(Stored data entries)
········

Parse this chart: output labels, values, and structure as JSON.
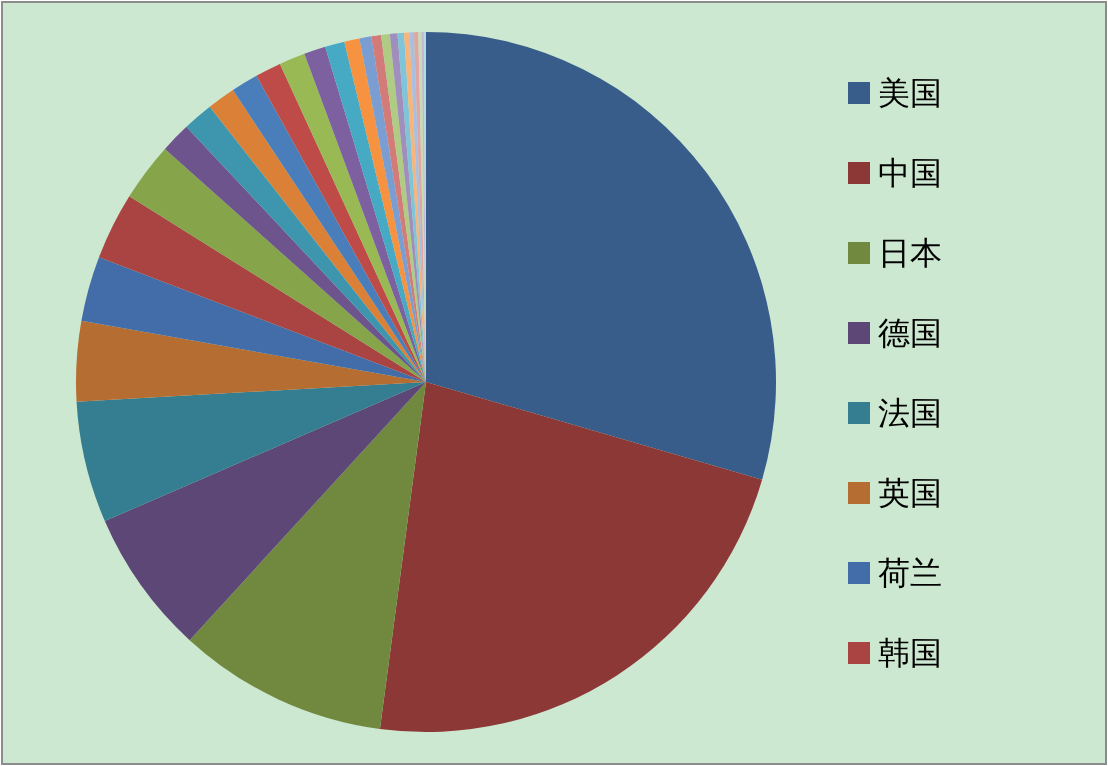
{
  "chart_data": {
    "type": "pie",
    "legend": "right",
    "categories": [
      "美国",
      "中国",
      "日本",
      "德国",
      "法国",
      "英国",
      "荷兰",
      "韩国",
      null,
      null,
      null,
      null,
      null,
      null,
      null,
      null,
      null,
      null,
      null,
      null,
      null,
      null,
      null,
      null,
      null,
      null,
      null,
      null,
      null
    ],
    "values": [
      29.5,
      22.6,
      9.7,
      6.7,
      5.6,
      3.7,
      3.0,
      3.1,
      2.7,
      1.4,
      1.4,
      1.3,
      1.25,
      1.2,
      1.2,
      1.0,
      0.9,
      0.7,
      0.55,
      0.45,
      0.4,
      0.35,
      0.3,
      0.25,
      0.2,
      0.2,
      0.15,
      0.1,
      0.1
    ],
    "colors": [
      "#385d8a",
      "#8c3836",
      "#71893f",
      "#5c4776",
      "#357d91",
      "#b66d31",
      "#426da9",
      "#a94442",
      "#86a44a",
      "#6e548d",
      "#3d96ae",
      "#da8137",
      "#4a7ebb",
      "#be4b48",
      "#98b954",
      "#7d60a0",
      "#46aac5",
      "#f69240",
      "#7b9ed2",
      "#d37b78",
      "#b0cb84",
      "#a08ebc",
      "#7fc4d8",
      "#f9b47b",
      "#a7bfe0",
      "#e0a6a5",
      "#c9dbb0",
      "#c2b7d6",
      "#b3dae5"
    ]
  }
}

········

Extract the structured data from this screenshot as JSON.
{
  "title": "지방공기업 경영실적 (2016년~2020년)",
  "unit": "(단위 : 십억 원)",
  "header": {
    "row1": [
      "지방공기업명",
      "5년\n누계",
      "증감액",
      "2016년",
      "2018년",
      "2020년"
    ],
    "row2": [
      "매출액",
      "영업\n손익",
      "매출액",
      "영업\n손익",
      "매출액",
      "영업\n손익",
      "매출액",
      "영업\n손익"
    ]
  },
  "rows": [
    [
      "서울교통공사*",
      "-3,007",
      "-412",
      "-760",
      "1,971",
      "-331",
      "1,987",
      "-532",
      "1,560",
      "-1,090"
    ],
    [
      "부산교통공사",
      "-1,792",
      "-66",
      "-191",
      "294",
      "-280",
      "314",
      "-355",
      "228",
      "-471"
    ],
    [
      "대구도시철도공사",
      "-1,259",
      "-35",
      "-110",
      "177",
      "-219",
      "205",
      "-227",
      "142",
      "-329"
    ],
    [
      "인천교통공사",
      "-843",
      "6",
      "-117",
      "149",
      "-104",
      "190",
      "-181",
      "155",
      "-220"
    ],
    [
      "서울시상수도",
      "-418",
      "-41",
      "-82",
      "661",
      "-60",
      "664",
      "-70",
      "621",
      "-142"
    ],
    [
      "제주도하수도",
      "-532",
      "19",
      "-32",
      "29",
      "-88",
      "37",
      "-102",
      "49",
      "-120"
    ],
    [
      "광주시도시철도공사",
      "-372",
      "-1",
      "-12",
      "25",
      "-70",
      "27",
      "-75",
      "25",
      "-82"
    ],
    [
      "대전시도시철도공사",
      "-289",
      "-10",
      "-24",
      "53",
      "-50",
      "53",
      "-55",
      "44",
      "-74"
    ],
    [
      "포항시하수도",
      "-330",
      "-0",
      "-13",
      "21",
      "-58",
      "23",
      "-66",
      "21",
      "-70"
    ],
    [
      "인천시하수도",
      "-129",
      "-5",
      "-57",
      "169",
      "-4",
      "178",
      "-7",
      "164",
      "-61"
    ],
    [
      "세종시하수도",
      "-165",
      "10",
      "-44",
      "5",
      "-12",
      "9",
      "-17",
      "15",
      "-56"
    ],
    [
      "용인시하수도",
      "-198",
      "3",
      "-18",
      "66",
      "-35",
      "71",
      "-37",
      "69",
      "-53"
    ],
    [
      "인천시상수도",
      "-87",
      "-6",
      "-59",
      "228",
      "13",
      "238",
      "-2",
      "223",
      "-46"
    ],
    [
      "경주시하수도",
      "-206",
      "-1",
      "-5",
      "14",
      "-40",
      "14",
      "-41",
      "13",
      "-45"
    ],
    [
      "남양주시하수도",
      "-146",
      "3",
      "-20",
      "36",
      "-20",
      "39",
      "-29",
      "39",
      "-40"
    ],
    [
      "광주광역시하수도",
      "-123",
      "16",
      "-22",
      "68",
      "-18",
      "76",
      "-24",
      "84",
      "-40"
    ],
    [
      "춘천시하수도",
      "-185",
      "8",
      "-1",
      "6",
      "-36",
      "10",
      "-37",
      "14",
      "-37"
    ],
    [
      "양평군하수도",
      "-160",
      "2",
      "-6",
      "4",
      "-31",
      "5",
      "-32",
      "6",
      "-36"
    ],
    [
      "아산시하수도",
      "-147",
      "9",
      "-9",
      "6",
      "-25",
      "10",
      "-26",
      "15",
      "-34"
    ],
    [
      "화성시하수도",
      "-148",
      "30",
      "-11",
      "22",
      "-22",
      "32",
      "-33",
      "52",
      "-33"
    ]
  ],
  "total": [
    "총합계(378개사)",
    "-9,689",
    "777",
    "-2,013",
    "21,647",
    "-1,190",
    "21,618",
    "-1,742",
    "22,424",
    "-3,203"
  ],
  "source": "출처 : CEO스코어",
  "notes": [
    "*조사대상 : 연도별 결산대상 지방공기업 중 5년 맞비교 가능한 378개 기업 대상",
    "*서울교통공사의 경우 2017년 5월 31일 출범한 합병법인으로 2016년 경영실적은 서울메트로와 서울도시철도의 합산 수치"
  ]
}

········

(Task description) Find how many lines of the material carry the string "values". Only the number should be in the answer.

(Written response) 2